### What you should do
Please copy the records below word for word, leaving out the pictures.
START Provided records
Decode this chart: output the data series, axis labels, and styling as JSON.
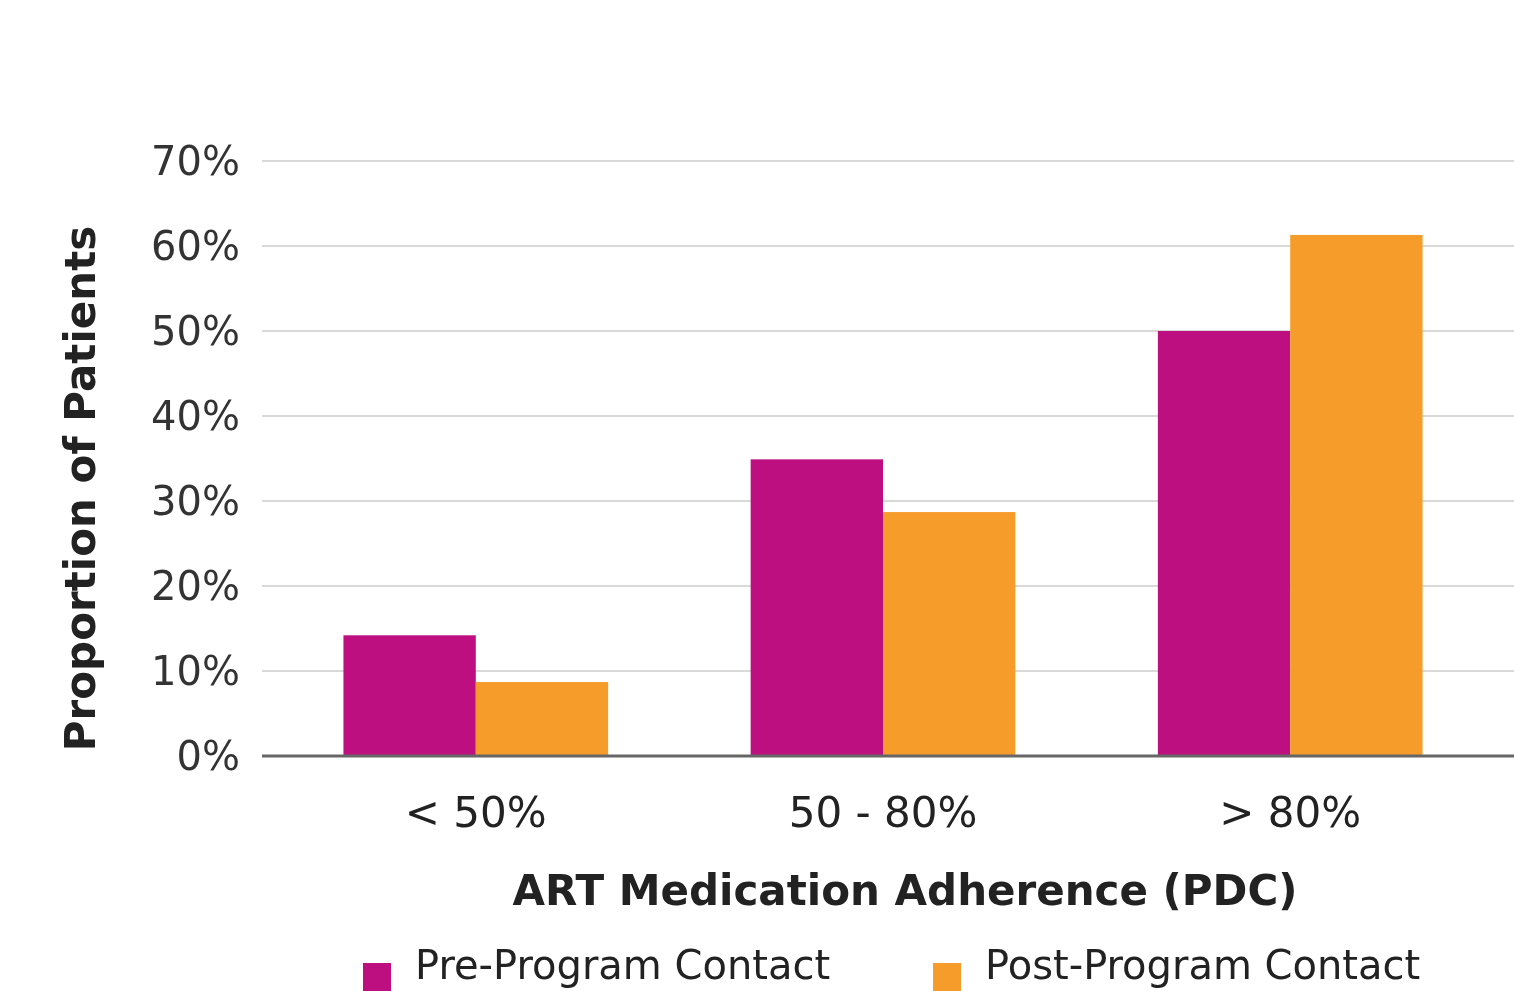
{
  "chart_data": {
    "type": "bar",
    "xlabel": "ART Medication Adherence (PDC)",
    "ylabel": "Proportion of Patients",
    "categories": [
      "< 50%",
      "50 - 80%",
      "> 80%"
    ],
    "series": [
      {
        "name": "Pre-Program Contact",
        "color": "#bd0f7f",
        "values": [
          14.2,
          34.9,
          50
        ]
      },
      {
        "name": "Post-Program Contact",
        "color": "#f59c2b",
        "values": [
          8.7,
          28.7,
          61.3
        ]
      }
    ],
    "ylim": [
      0,
      70
    ],
    "yticks": [
      {
        "value": 0,
        "label": "0%"
      },
      {
        "value": 10,
        "label": "10%"
      },
      {
        "value": 20,
        "label": "20%"
      },
      {
        "value": 30,
        "label": "30%"
      },
      {
        "value": 40,
        "label": "40%"
      },
      {
        "value": 50,
        "label": "50%"
      },
      {
        "value": 60,
        "label": "60%"
      },
      {
        "value": 70,
        "label": "70%"
      }
    ],
    "grid": "y",
    "legend": "bottom"
  }
}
END Provided records
### Written answer
Decode this chart: output the data series, axis labels, and styling as JSON.
{
  "chart_data": {
    "type": "bar",
    "xlabel": "ART Medication Adherence (PDC)",
    "ylabel": "Proportion of Patients",
    "categories": [
      "< 50%",
      "50 - 80%",
      "> 80%"
    ],
    "series": [
      {
        "name": "Pre-Program Contact",
        "color": "#bd0f7f",
        "values": [
          14.2,
          34.9,
          50
        ]
      },
      {
        "name": "Post-Program Contact",
        "color": "#f59c2b",
        "values": [
          8.7,
          28.7,
          61.3
        ]
      }
    ],
    "ylim": [
      0,
      70
    ],
    "yticks": [
      {
        "value": 0,
        "label": "0%"
      },
      {
        "value": 10,
        "label": "10%"
      },
      {
        "value": 20,
        "label": "20%"
      },
      {
        "value": 30,
        "label": "30%"
      },
      {
        "value": 40,
        "label": "40%"
      },
      {
        "value": 50,
        "label": "50%"
      },
      {
        "value": 60,
        "label": "60%"
      },
      {
        "value": 70,
        "label": "70%"
      }
    ],
    "grid": "y",
    "legend": "bottom"
  }
}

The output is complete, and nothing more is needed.